- The request:
Copy every line that mentions the word "color".

- Supplied material:

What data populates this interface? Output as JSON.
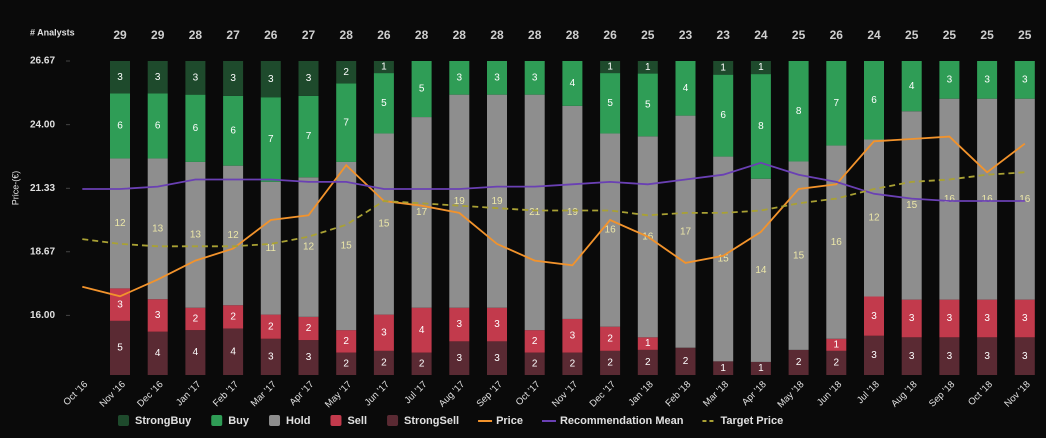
{
  "chart_data": {
    "type": "bar",
    "stack": "percent",
    "analysts_label": "# Analysts",
    "y_label": "Price-(€)",
    "categories": [
      "Oct '16",
      "Nov '16",
      "Dec '16",
      "Jan '17",
      "Feb '17",
      "Mar '17",
      "Apr '17",
      "May '17",
      "Jun '17",
      "Jul '17",
      "Aug '17",
      "Sep '17",
      "Oct '17",
      "Nov '17",
      "Dec '17",
      "Jan '18",
      "Feb '18",
      "Mar '18",
      "Apr '18",
      "May '18",
      "Jun '18",
      "Jul '18",
      "Aug '18",
      "Sep '18",
      "Oct '18",
      "Nov '18"
    ],
    "analysts": [
      null,
      29,
      29,
      28,
      27,
      26,
      27,
      28,
      26,
      28,
      28,
      28,
      28,
      28,
      26,
      25,
      23,
      23,
      24,
      25,
      26,
      24,
      25,
      25,
      25,
      25
    ],
    "ylim": [
      13.5,
      26.67
    ],
    "yticks": [
      {
        "value": 16,
        "label": "16.00"
      },
      18.67,
      21.33,
      {
        "value": 24,
        "label": "24.00"
      },
      26.67
    ],
    "series": [
      {
        "name": "StrongBuy",
        "type": "bar",
        "color": "#1e4a2c",
        "values": [
          null,
          3,
          3,
          3,
          3,
          3,
          3,
          2,
          1,
          0,
          0,
          0,
          0,
          0,
          1,
          1,
          0,
          1,
          1,
          0,
          0,
          0,
          0,
          0,
          0,
          0
        ]
      },
      {
        "name": "Buy",
        "type": "bar",
        "color": "#2f9d56",
        "values": [
          null,
          6,
          6,
          6,
          6,
          7,
          7,
          7,
          5,
          5,
          3,
          3,
          3,
          4,
          5,
          5,
          4,
          6,
          8,
          8,
          7,
          6,
          4,
          3,
          3,
          3
        ]
      },
      {
        "name": "Hold",
        "type": "bar",
        "color": "#8e8e8e",
        "values": [
          null,
          12,
          13,
          13,
          12,
          11,
          12,
          15,
          15,
          17,
          19,
          19,
          21,
          19,
          16,
          16,
          17,
          15,
          14,
          15,
          16,
          12,
          15,
          16,
          16,
          16
        ]
      },
      {
        "name": "Sell",
        "type": "bar",
        "color": "#c23a4c",
        "values": [
          null,
          3,
          3,
          2,
          2,
          2,
          2,
          2,
          3,
          4,
          3,
          3,
          2,
          3,
          2,
          1,
          0,
          0,
          0,
          0,
          1,
          3,
          3,
          3,
          3,
          3
        ]
      },
      {
        "name": "StrongSell",
        "type": "bar",
        "color": "#5a2a33",
        "values": [
          null,
          5,
          4,
          4,
          4,
          3,
          3,
          2,
          2,
          2,
          3,
          3,
          2,
          2,
          2,
          2,
          2,
          1,
          1,
          2,
          2,
          3,
          3,
          3,
          3,
          3
        ]
      },
      {
        "name": "Price",
        "type": "line",
        "color": "#f2932c",
        "values": [
          17.2,
          16.8,
          17.5,
          18.3,
          18.8,
          20.0,
          20.2,
          22.3,
          20.8,
          20.6,
          20.3,
          19.0,
          18.3,
          18.1,
          20.0,
          19.3,
          18.2,
          18.5,
          19.5,
          21.3,
          21.5,
          23.3,
          23.4,
          23.5,
          22.0,
          23.2
        ]
      },
      {
        "name": "Recommendation Mean",
        "type": "line",
        "color": "#6a40b4",
        "values": [
          21.3,
          21.3,
          21.4,
          21.7,
          21.7,
          21.7,
          21.6,
          21.6,
          21.3,
          21.3,
          21.3,
          21.4,
          21.4,
          21.5,
          21.6,
          21.5,
          21.7,
          21.9,
          22.4,
          21.9,
          21.6,
          21.1,
          20.9,
          20.8,
          20.8,
          20.8
        ]
      },
      {
        "name": "Target Price",
        "type": "line",
        "dashed": true,
        "color": "#a9a134",
        "values": [
          19.2,
          19.0,
          18.9,
          18.9,
          18.9,
          19.0,
          19.3,
          19.8,
          20.8,
          20.7,
          20.6,
          20.5,
          20.4,
          20.4,
          20.4,
          20.2,
          20.3,
          20.3,
          20.4,
          20.7,
          20.9,
          21.3,
          21.6,
          21.7,
          21.9,
          22.0
        ]
      }
    ]
  }
}
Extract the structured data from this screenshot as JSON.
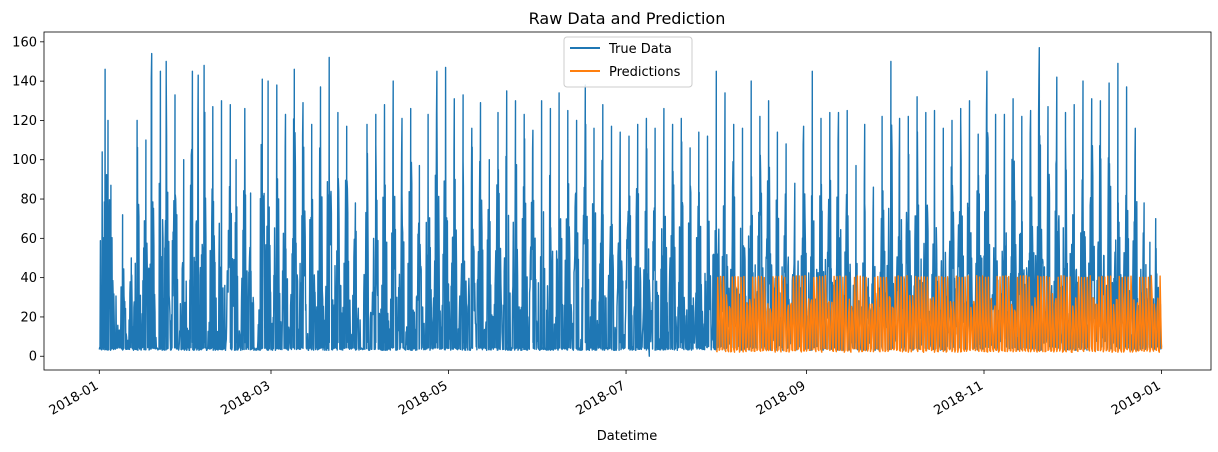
{
  "chart_data": {
    "type": "line",
    "title": "Raw Data and Prediction",
    "xlabel": "Datetime",
    "ylabel": "",
    "xlim": [
      "2017-12-13",
      "2019-01-18"
    ],
    "ylim": [
      -7,
      165
    ],
    "yticks": [
      0,
      20,
      40,
      60,
      80,
      100,
      120,
      140,
      160
    ],
    "xticks": [
      "2018-01",
      "2018-03",
      "2018-05",
      "2018-07",
      "2018-09",
      "2018-11",
      "2019-01"
    ],
    "legend": {
      "position": "top-center"
    },
    "grid": false,
    "series": [
      {
        "name": "True Data",
        "color": "#1f77b4",
        "x_range": [
          "2018-01-01",
          "2018-12-31"
        ],
        "sampling": "hourly",
        "baseline": 3,
        "peaks": [
          [
            "2018-01-02",
            104
          ],
          [
            "2018-01-03",
            146
          ],
          [
            "2018-01-04",
            120
          ],
          [
            "2018-01-05",
            87
          ],
          [
            "2018-01-09",
            72
          ],
          [
            "2018-01-12",
            50
          ],
          [
            "2018-01-14",
            120
          ],
          [
            "2018-01-17",
            110
          ],
          [
            "2018-01-19",
            154
          ],
          [
            "2018-01-22",
            145
          ],
          [
            "2018-01-24",
            150
          ],
          [
            "2018-01-27",
            133
          ],
          [
            "2018-01-30",
            100
          ],
          [
            "2018-02-02",
            145
          ],
          [
            "2018-02-04",
            143
          ],
          [
            "2018-02-06",
            148
          ],
          [
            "2018-02-09",
            127
          ],
          [
            "2018-02-12",
            130
          ],
          [
            "2018-02-15",
            128
          ],
          [
            "2018-02-17",
            100
          ],
          [
            "2018-02-20",
            126
          ],
          [
            "2018-02-22",
            83
          ],
          [
            "2018-02-26",
            141
          ],
          [
            "2018-02-28",
            140
          ],
          [
            "2018-03-03",
            138
          ],
          [
            "2018-03-06",
            123
          ],
          [
            "2018-03-09",
            146
          ],
          [
            "2018-03-12",
            129
          ],
          [
            "2018-03-15",
            118
          ],
          [
            "2018-03-18",
            137
          ],
          [
            "2018-03-21",
            152
          ],
          [
            "2018-03-24",
            124
          ],
          [
            "2018-03-27",
            117
          ],
          [
            "2018-03-30",
            78
          ],
          [
            "2018-04-03",
            118
          ],
          [
            "2018-04-06",
            123
          ],
          [
            "2018-04-09",
            128
          ],
          [
            "2018-04-12",
            140
          ],
          [
            "2018-04-15",
            121
          ],
          [
            "2018-04-18",
            126
          ],
          [
            "2018-04-21",
            97
          ],
          [
            "2018-04-24",
            123
          ],
          [
            "2018-04-27",
            145
          ],
          [
            "2018-04-30",
            147
          ],
          [
            "2018-05-03",
            131
          ],
          [
            "2018-05-06",
            133
          ],
          [
            "2018-05-09",
            116
          ],
          [
            "2018-05-12",
            129
          ],
          [
            "2018-05-15",
            100
          ],
          [
            "2018-05-18",
            124
          ],
          [
            "2018-05-21",
            135
          ],
          [
            "2018-05-24",
            130
          ],
          [
            "2018-05-27",
            123
          ],
          [
            "2018-05-30",
            115
          ],
          [
            "2018-06-02",
            130
          ],
          [
            "2018-06-05",
            126
          ],
          [
            "2018-06-08",
            134
          ],
          [
            "2018-06-11",
            125
          ],
          [
            "2018-06-14",
            120
          ],
          [
            "2018-06-17",
            138
          ],
          [
            "2018-06-20",
            116
          ],
          [
            "2018-06-23",
            128
          ],
          [
            "2018-06-26",
            117
          ],
          [
            "2018-06-29",
            114
          ],
          [
            "2018-07-02",
            112
          ],
          [
            "2018-07-05",
            118
          ],
          [
            "2018-07-08",
            121
          ],
          [
            "2018-07-11",
            116
          ],
          [
            "2018-07-14",
            126
          ],
          [
            "2018-07-17",
            118
          ],
          [
            "2018-07-20",
            121
          ],
          [
            "2018-07-23",
            106
          ],
          [
            "2018-07-26",
            114
          ],
          [
            "2018-07-29",
            112
          ],
          [
            "2018-08-01",
            145
          ],
          [
            "2018-08-04",
            134
          ],
          [
            "2018-08-07",
            118
          ],
          [
            "2018-08-10",
            116
          ],
          [
            "2018-08-13",
            140
          ],
          [
            "2018-08-16",
            122
          ],
          [
            "2018-08-19",
            130
          ],
          [
            "2018-08-22",
            114
          ],
          [
            "2018-08-25",
            108
          ],
          [
            "2018-08-28",
            88
          ],
          [
            "2018-08-31",
            117
          ],
          [
            "2018-09-03",
            145
          ],
          [
            "2018-09-06",
            121
          ],
          [
            "2018-09-09",
            124
          ],
          [
            "2018-09-12",
            124
          ],
          [
            "2018-09-15",
            125
          ],
          [
            "2018-09-18",
            97
          ],
          [
            "2018-09-21",
            118
          ],
          [
            "2018-09-24",
            86
          ],
          [
            "2018-09-27",
            122
          ],
          [
            "2018-09-30",
            150
          ],
          [
            "2018-10-03",
            121
          ],
          [
            "2018-10-06",
            122
          ],
          [
            "2018-10-09",
            132
          ],
          [
            "2018-10-12",
            124
          ],
          [
            "2018-10-15",
            125
          ],
          [
            "2018-10-18",
            116
          ],
          [
            "2018-10-21",
            120
          ],
          [
            "2018-10-24",
            126
          ],
          [
            "2018-10-27",
            130
          ],
          [
            "2018-10-30",
            113
          ],
          [
            "2018-11-02",
            145
          ],
          [
            "2018-11-05",
            123
          ],
          [
            "2018-11-08",
            123
          ],
          [
            "2018-11-11",
            131
          ],
          [
            "2018-11-14",
            122
          ],
          [
            "2018-11-17",
            125
          ],
          [
            "2018-11-20",
            157
          ],
          [
            "2018-11-23",
            127
          ],
          [
            "2018-11-26",
            142
          ],
          [
            "2018-11-29",
            124
          ],
          [
            "2018-12-02",
            128
          ],
          [
            "2018-12-05",
            140
          ],
          [
            "2018-12-08",
            131
          ],
          [
            "2018-12-11",
            130
          ],
          [
            "2018-12-14",
            139
          ],
          [
            "2018-12-17",
            149
          ],
          [
            "2018-12-20",
            137
          ],
          [
            "2018-12-23",
            116
          ],
          [
            "2018-12-26",
            78
          ],
          [
            "2018-12-28",
            58
          ],
          [
            "2018-12-30",
            70
          ]
        ],
        "minimum": [
          "2018-07-09",
          0
        ]
      },
      {
        "name": "Predictions",
        "color": "#ff7f0e",
        "x_range": [
          "2018-08-01",
          "2018-12-31"
        ],
        "sampling": "hourly",
        "min": 2,
        "max": 41,
        "daily_peak_typical": 40
      }
    ]
  }
}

- Task solution:
        "color": "#1e4a2c",
        "color": "#2f9d56",
        "color": "#8e8e8e",
        "color": "#c23a4c",
        "color": "#5a2a33",
        "color": "#f2932c",
        "color": "#6a40b4",
        "color": "#a9a134",
        "color": "#1f77b4",
        "color": "#ff7f0e",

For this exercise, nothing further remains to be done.